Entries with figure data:
--- begin ---

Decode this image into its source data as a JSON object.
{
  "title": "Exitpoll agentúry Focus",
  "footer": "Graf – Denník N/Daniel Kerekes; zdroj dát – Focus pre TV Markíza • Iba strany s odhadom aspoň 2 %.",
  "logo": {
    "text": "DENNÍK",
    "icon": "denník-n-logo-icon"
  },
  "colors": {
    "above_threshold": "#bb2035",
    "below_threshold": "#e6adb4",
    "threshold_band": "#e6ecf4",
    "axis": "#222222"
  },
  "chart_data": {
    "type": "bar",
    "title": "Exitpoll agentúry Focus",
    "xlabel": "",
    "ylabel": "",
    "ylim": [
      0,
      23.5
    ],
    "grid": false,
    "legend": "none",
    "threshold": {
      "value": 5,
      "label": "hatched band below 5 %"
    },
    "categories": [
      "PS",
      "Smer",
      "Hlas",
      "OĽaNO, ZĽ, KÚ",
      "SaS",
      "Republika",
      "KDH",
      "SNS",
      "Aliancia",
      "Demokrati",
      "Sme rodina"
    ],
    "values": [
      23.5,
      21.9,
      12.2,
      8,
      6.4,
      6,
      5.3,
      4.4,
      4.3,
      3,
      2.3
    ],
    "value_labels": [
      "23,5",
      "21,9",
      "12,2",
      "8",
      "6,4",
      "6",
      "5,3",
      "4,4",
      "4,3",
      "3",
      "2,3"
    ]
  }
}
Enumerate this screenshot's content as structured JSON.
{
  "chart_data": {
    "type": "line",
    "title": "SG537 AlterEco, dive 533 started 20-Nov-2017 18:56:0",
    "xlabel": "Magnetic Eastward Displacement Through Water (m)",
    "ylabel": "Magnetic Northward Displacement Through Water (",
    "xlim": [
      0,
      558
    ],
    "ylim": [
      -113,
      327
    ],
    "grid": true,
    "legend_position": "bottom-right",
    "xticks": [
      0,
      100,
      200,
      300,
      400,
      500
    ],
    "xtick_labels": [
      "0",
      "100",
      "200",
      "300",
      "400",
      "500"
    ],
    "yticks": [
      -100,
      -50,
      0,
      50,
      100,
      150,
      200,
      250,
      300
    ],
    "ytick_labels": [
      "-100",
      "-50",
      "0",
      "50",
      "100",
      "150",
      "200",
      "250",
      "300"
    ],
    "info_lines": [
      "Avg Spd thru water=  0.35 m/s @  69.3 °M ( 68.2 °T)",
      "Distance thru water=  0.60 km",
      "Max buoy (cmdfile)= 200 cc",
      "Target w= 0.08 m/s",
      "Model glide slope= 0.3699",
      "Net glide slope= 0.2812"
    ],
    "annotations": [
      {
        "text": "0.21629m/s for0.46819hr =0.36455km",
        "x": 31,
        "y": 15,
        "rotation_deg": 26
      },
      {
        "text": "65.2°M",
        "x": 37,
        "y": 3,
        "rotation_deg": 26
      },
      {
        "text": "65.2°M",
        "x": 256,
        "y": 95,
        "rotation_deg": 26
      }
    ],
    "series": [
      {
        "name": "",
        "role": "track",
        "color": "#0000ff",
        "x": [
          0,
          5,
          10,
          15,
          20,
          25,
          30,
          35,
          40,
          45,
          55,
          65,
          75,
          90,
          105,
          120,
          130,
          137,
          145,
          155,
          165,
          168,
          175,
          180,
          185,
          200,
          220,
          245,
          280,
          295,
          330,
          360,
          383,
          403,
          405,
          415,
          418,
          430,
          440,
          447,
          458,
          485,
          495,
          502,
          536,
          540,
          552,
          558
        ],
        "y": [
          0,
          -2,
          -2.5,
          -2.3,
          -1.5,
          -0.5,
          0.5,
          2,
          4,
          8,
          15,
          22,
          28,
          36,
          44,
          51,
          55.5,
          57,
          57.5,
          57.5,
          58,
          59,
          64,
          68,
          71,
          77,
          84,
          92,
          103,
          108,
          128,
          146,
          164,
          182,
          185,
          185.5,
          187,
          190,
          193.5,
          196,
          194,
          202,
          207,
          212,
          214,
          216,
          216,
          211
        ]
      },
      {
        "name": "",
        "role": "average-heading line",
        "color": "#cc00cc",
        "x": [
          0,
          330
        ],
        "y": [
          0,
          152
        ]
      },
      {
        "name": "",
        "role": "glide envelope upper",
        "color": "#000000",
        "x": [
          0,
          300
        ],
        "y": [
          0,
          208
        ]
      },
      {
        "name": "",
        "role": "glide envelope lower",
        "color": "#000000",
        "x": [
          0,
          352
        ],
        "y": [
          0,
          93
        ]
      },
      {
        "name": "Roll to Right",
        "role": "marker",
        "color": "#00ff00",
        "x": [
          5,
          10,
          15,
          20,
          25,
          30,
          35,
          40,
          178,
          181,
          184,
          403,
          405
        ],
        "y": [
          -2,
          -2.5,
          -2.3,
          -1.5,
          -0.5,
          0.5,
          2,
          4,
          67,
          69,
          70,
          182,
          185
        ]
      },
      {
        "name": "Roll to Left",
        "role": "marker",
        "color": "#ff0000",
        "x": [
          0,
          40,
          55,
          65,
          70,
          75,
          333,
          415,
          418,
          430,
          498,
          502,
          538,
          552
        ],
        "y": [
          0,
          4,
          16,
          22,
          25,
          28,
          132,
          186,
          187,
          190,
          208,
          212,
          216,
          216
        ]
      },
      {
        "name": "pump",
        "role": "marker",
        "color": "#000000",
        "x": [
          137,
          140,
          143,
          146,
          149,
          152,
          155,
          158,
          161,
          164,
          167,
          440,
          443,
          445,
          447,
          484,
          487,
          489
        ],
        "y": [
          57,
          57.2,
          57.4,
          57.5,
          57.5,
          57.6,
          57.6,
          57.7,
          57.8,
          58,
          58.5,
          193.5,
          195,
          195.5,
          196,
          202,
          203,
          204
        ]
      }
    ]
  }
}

--- end ---

Set problem: Copy all the records above precisely.

Complete output:
Decode this image into its source data as a JSON object.
{
  "title": "Exitpoll agentúry Focus",
  "footer": "Graf – Denník N/Daniel Kerekes; zdroj dát – Focus pre TV Markíza • Iba strany s odhadom aspoň 2 %.",
  "logo": {
    "text": "DENNÍK",
    "icon": "denník-n-logo-icon"
  },
  "colors": {
    "above_threshold": "#bb2035",
    "below_threshold": "#e6adb4",
    "threshold_band": "#e6ecf4",
    "axis": "#222222"
  },
  "chart_data": {
    "type": "bar",
    "title": "Exitpoll agentúry Focus",
    "xlabel": "",
    "ylabel": "",
    "ylim": [
      0,
      23.5
    ],
    "grid": false,
    "legend": "none",
    "threshold": {
      "value": 5,
      "label": "hatched band below 5 %"
    },
    "categories": [
      "PS",
      "Smer",
      "Hlas",
      "OĽaNO, ZĽ, KÚ",
      "SaS",
      "Republika",
      "KDH",
      "SNS",
      "Aliancia",
      "Demokrati",
      "Sme rodina"
    ],
    "values": [
      23.5,
      21.9,
      12.2,
      8,
      6.4,
      6,
      5.3,
      4.4,
      4.3,
      3,
      2.3
    ],
    "value_labels": [
      "23,5",
      "21,9",
      "12,2",
      "8",
      "6,4",
      "6",
      "5,3",
      "4,4",
      "4,3",
      "3",
      "2,3"
    ]
  }
}
Enumerate this screenshot's content as structured JSON.
{
  "chart_data": {
    "type": "line",
    "title": "SG537 AlterEco, dive 533 started 20-Nov-2017 18:56:0",
    "xlabel": "Magnetic Eastward Displacement Through Water (m)",
    "ylabel": "Magnetic Northward Displacement Through Water (",
    "xlim": [
      0,
      558
    ],
    "ylim": [
      -113,
      327
    ],
    "grid": true,
    "legend_position": "bottom-right",
    "xticks": [
      0,
      100,
      200,
      300,
      400,
      500
    ],
    "xtick_labels": [
      "0",
      "100",
      "200",
      "300",
      "400",
      "500"
    ],
    "yticks": [
      -100,
      -50,
      0,
      50,
      100,
      150,
      200,
      250,
      300
    ],
    "ytick_labels": [
      "-100",
      "-50",
      "0",
      "50",
      "100",
      "150",
      "200",
      "250",
      "300"
    ],
    "info_lines": [
      "Avg Spd thru water=  0.35 m/s @  69.3 °M ( 68.2 °T)",
      "Distance thru water=  0.60 km",
      "Max buoy (cmdfile)= 200 cc",
      "Target w= 0.08 m/s",
      "Model glide slope= 0.3699",
      "Net glide slope= 0.2812"
    ],
    "annotations": [
      {
        "text": "0.21629m/s for0.46819hr =0.36455km",
        "x": 31,
        "y": 15,
        "rotation_deg": 26
      },
      {
        "text": "65.2°M",
        "x": 37,
        "y": 3,
        "rotation_deg": 26
      },
      {
        "text": "65.2°M",
        "x": 256,
        "y": 95,
        "rotation_deg": 26
      }
    ],
    "series": [
      {
        "name": "",
        "role": "track",
        "color": "#0000ff",
        "x": [
          0,
          5,
          10,
          15,
          20,
          25,
          30,
          35,
          40,
          45,
          55,
          65,
          75,
          90,
          105,
          120,
          130,
          137,
          145,
          155,
          165,
          168,
          175,
          180,
          185,
          200,
          220,
          245,
          280,
          295,
          330,
          360,
          383,
          403,
          405,
          415,
          418,
          430,
          440,
          447,
          458,
          485,
          495,
          502,
          536,
          540,
          552,
          558
        ],
        "y": [
          0,
          -2,
          -2.5,
          -2.3,
          -1.5,
          -0.5,
          0.5,
          2,
          4,
          8,
          15,
          22,
          28,
          36,
          44,
          51,
          55.5,
          57,
          57.5,
          57.5,
          58,
          59,
          64,
          68,
          71,
          77,
          84,
          92,
          103,
          108,
          128,
          146,
          164,
          182,
          185,
          185.5,
          187,
          190,
          193.5,
          196,
          194,
          202,
          207,
          212,
          214,
          216,
          216,
          211
        ]
      },
      {
        "name": "",
        "role": "average-heading line",
        "color": "#cc00cc",
        "x": [
          0,
          330
        ],
        "y": [
          0,
          152
        ]
      },
      {
        "name": "",
        "role": "glide envelope upper",
        "color": "#000000",
        "x": [
          0,
          300
        ],
        "y": [
          0,
          208
        ]
      },
      {
        "name": "",
        "role": "glide envelope lower",
        "color": "#000000",
        "x": [
          0,
          352
        ],
        "y": [
          0,
          93
        ]
      },
      {
        "name": "Roll to Right",
        "role": "marker",
        "color": "#00ff00",
        "x": [
          5,
          10,
          15,
          20,
          25,
          30,
          35,
          40,
          178,
          181,
          184,
          403,
          405
        ],
        "y": [
          -2,
          -2.5,
          -2.3,
          -1.5,
          -0.5,
          0.5,
          2,
          4,
          67,
          69,
          70,
          182,
          185
        ]
      },
      {
        "name": "Roll to Left",
        "role": "marker",
        "color": "#ff0000",
        "x": [
          0,
          40,
          55,
          65,
          70,
          75,
          333,
          415,
          418,
          430,
          498,
          502,
          538,
          552
        ],
        "y": [
          0,
          4,
          16,
          22,
          25,
          28,
          132,
          186,
          187,
          190,
          208,
          212,
          216,
          216
        ]
      },
      {
        "name": "pump",
        "role": "marker",
        "color": "#000000",
        "x": [
          137,
          140,
          143,
          146,
          149,
          152,
          155,
          158,
          161,
          164,
          167,
          440,
          443,
          445,
          447,
          484,
          487,
          489
        ],
        "y": [
          57,
          57.2,
          57.4,
          57.5,
          57.5,
          57.6,
          57.6,
          57.7,
          57.8,
          58,
          58.5,
          193.5,
          195,
          195.5,
          196,
          202,
          203,
          204
        ]
      }
    ]
  }
}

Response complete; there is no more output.